▸ **Problem**: Scan the data below and pick out the lines containing the word "Ximena".

____

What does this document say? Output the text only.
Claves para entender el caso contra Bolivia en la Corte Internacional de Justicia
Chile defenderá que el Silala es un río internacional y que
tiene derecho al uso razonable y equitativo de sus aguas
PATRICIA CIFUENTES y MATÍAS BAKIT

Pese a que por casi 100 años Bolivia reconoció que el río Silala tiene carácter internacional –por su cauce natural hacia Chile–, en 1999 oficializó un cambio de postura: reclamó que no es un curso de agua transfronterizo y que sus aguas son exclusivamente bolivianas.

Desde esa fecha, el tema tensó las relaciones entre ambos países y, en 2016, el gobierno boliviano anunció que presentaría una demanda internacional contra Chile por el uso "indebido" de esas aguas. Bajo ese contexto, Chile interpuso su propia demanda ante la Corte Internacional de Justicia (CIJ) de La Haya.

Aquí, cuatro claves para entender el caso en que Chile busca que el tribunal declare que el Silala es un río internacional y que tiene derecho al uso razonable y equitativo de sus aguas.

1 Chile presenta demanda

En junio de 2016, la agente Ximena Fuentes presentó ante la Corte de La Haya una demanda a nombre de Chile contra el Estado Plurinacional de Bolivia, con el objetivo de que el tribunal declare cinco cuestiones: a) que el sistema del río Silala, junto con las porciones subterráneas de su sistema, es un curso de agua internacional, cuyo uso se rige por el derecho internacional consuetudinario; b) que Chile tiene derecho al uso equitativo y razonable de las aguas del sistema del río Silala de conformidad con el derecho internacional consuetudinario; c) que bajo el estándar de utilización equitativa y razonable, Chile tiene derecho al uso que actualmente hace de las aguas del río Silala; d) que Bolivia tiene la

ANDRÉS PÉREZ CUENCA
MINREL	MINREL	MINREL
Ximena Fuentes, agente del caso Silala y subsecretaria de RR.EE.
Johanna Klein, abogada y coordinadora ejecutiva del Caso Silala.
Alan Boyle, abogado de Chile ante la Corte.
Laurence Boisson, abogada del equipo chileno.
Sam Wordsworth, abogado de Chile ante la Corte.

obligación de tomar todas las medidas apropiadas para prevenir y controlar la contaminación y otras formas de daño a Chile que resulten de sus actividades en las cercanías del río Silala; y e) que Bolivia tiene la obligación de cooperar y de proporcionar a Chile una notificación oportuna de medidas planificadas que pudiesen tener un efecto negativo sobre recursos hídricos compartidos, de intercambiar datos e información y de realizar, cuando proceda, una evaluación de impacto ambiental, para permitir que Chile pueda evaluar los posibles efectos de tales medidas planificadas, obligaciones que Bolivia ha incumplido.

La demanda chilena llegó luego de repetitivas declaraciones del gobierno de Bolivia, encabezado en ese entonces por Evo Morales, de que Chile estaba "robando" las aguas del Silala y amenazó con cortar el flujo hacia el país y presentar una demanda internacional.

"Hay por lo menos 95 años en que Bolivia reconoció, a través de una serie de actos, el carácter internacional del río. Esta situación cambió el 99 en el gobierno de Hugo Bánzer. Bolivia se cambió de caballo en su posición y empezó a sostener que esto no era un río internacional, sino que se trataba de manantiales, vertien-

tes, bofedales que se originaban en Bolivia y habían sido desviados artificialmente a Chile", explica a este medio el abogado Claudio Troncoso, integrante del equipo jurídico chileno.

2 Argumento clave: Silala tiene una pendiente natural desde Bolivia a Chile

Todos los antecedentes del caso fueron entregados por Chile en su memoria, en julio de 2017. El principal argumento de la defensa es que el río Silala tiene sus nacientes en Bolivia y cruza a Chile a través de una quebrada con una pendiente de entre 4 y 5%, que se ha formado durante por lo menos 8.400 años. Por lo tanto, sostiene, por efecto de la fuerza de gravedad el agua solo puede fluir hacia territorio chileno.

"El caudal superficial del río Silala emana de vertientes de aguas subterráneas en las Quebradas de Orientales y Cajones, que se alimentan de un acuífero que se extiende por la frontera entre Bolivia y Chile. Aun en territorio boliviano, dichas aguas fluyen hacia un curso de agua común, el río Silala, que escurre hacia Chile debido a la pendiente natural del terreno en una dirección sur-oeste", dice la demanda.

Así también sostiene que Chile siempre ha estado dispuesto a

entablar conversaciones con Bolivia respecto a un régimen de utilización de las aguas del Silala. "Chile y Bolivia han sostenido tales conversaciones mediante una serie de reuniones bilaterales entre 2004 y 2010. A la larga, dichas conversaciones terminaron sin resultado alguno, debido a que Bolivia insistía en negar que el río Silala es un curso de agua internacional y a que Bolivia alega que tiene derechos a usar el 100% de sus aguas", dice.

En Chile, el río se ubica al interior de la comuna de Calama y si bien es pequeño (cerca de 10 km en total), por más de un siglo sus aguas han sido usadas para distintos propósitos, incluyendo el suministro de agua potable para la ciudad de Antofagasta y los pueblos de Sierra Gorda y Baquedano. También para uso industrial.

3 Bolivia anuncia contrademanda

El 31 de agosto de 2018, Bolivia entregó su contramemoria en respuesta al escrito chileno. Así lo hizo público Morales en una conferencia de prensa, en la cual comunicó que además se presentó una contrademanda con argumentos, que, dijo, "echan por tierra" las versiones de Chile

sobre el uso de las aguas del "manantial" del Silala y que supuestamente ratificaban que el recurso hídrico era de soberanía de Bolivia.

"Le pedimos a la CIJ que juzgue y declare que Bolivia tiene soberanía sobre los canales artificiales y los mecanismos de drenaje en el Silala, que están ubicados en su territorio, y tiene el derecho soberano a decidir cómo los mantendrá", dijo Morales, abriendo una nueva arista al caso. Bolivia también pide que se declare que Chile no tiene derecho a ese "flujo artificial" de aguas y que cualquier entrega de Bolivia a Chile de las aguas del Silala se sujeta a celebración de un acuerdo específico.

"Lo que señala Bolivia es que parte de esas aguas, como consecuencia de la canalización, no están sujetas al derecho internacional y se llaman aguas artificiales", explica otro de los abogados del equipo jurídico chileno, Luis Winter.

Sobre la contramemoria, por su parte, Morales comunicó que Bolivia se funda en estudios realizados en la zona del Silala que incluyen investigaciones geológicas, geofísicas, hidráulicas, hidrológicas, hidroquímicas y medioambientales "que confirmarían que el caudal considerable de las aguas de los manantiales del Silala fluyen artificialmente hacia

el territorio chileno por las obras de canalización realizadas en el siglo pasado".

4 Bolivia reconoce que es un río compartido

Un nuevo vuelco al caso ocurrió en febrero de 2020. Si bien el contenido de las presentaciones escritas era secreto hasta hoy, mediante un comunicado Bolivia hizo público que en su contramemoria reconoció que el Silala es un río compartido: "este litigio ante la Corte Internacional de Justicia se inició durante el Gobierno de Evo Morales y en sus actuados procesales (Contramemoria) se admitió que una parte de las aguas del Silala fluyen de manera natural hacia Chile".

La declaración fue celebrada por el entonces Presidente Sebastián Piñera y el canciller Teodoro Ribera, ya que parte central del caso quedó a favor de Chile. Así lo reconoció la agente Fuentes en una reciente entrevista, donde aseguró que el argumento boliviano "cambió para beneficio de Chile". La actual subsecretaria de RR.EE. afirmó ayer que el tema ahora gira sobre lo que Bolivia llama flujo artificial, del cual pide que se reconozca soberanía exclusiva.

____

▸ **Exercise output**:
En junio de 2016, la agente Ximena Fuentes presentó ante la Corte de La Haya una demanda a nombre de Chile contra el Estado Plurinacional de Bolivia, con el objetivo de que el tribunal declare cinco cuestiones: a) que el sistema del río Silala, junto con las porciones subterráneas de su sistema, es un curso de agua internacional, cuyo uso se rige por el derecho internacional consuetudinario; b) que Chile tiene derecho al uso equitativo y razonable de las aguas del sistema del río Silala de conformidad con el derecho internacional consuetudinario; c) que bajo el estándar de utilización equitativa y razonable, Chile tiene derecho al uso que actualmente hace de las aguas del río Silala; d) que Bolivia tiene la
Ximena Fuentes, agente del caso Silala y subsecretaria de RR.EE.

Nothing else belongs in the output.